──────── Material provided ────────
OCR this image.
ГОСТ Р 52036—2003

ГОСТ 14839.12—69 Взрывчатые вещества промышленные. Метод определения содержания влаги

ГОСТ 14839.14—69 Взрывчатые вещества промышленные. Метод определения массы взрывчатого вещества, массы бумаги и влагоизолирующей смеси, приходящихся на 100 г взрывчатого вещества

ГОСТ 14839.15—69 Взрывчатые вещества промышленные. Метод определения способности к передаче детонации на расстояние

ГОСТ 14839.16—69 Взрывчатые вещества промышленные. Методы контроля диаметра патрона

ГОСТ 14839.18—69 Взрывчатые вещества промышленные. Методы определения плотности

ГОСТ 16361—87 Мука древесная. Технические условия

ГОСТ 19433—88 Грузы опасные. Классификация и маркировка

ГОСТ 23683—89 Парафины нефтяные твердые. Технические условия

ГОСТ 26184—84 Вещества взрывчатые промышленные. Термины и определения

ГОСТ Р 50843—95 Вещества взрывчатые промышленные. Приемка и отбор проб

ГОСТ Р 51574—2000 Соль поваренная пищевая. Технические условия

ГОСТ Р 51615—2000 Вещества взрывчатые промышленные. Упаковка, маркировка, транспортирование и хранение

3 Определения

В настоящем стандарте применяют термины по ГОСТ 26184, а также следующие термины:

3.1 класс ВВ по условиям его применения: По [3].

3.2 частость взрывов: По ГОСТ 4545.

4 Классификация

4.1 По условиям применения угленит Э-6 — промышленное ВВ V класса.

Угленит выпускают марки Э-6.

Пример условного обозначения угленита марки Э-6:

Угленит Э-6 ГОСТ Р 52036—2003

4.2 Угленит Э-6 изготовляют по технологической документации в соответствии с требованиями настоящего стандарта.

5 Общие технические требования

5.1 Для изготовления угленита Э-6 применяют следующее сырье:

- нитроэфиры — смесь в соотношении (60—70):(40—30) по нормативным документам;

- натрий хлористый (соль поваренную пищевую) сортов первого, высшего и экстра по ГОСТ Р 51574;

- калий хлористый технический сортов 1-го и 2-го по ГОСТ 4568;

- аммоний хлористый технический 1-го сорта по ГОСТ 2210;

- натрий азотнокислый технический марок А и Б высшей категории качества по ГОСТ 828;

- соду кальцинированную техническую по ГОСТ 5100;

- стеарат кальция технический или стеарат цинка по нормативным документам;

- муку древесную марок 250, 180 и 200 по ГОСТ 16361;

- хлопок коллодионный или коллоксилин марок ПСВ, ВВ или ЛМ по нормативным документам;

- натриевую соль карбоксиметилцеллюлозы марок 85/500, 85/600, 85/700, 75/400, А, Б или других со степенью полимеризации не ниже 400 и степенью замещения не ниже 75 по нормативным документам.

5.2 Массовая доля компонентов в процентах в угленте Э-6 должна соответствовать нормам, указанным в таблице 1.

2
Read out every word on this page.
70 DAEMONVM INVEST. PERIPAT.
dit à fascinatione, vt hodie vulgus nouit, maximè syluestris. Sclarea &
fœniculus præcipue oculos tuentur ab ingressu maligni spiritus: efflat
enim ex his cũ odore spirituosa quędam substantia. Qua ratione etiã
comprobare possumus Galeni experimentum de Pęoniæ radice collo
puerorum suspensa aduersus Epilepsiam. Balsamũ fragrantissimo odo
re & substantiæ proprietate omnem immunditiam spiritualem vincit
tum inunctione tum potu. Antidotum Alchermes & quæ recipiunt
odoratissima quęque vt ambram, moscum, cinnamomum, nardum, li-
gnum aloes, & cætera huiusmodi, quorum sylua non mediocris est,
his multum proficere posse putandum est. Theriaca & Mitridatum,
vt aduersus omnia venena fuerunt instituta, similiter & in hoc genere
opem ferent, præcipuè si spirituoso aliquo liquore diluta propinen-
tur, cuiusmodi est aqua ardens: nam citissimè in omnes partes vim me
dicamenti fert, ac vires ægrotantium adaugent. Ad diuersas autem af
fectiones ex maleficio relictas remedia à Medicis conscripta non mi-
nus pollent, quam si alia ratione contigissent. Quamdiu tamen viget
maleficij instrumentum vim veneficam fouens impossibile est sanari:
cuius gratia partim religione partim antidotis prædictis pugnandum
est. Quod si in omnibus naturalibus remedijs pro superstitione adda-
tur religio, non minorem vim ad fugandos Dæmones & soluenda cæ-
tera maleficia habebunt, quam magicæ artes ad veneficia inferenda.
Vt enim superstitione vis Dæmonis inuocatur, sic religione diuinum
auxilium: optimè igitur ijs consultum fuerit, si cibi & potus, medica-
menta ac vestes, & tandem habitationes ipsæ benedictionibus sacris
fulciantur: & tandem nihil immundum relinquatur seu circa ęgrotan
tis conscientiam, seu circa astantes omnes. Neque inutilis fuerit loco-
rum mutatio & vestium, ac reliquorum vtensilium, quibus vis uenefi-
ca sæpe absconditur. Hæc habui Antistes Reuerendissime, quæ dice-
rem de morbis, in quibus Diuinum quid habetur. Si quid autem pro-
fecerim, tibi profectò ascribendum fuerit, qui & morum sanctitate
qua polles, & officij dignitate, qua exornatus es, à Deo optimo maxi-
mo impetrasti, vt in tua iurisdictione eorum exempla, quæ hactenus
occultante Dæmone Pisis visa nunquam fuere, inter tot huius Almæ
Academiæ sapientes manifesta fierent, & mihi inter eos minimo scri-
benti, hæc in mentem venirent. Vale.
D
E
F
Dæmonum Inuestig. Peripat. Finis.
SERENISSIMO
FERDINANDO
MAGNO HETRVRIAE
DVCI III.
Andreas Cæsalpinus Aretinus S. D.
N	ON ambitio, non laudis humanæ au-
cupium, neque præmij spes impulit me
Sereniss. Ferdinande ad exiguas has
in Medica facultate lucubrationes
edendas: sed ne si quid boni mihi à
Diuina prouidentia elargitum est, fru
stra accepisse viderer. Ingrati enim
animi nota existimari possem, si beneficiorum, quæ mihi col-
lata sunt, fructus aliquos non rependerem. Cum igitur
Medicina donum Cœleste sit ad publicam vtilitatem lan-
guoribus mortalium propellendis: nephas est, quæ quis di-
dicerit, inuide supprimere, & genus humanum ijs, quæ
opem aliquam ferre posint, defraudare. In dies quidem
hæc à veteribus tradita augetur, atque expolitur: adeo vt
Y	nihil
────────
» What to do
Gather all lines of the records that include the word "aduersus".

» Written answer
puerorum suspensa aduersus Epilepsiam. Balsamũ fragrantissimo odo
vt aduersus omnia venena fuerunt instituta, similiter & in hoc genere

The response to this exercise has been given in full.